### GIVEN RECORDS
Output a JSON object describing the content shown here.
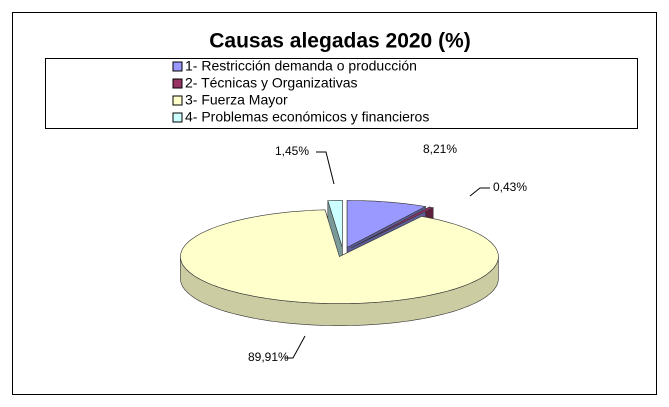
{
  "chart_data": {
    "type": "pie3d",
    "title": "Causas alegadas 2020 (%)",
    "categories": [
      "1- Restricción demanda o producción",
      "2- Técnicas y Organizativas",
      "3- Fuerza Mayor",
      "4- Problemas económicos y financieros"
    ],
    "values": [
      8.21,
      0.43,
      89.91,
      1.45
    ],
    "value_labels": [
      "8,21%",
      "0,43%",
      "89,91%",
      "1,45%"
    ],
    "colors": [
      "#9999ff",
      "#993366",
      "#ffffcc",
      "#ccffff"
    ],
    "legend": "top"
  }
}
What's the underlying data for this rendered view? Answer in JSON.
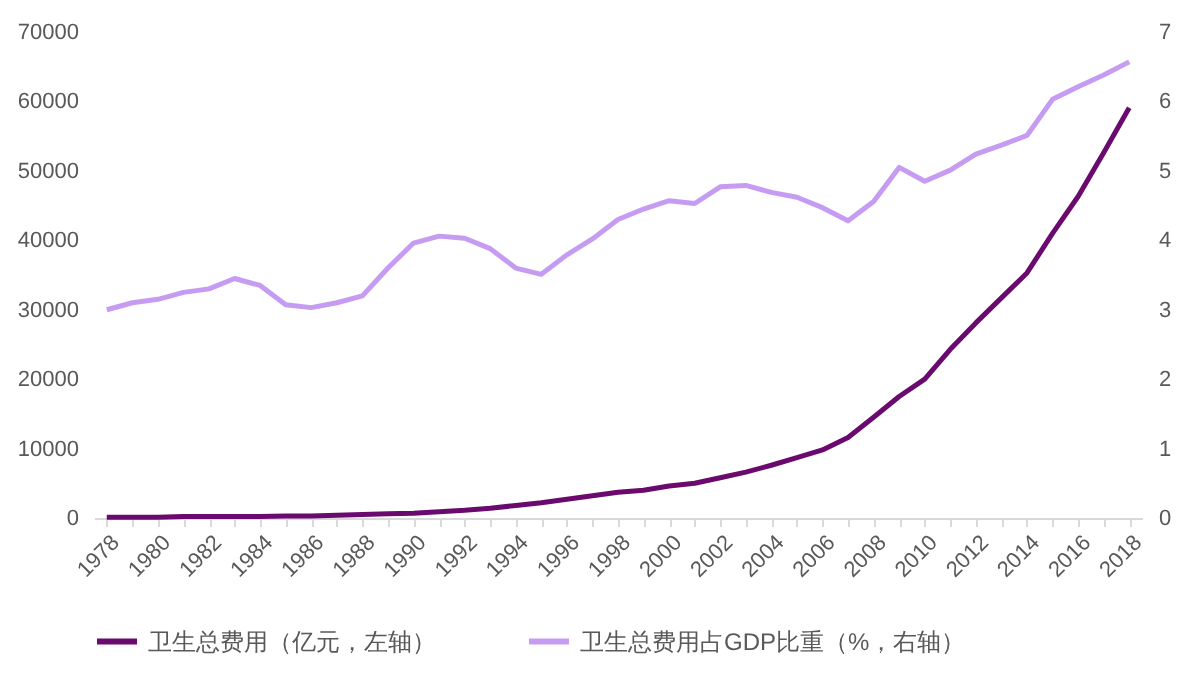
######
• INSTRUCTIONS TO FOLLOW: Restate the data above exactly, stripping out each image.

• WORKED ANSWER:
Output a JSON object describing the content shown here.
{
  "chart_data": {
    "type": "pie3d",
    "title": "Causas alegadas 2020 (%)",
    "categories": [
      "1- Restricción demanda o producción",
      "2- Técnicas y Organizativas",
      "3- Fuerza Mayor",
      "4- Problemas económicos y financieros"
    ],
    "values": [
      8.21,
      0.43,
      89.91,
      1.45
    ],
    "value_labels": [
      "8,21%",
      "0,43%",
      "89,91%",
      "1,45%"
    ],
    "colors": [
      "#9999ff",
      "#993366",
      "#ffffcc",
      "#ccffff"
    ],
    "legend": "top"
  }
}
What's the underlying data for this rendered view? Answer in JSON.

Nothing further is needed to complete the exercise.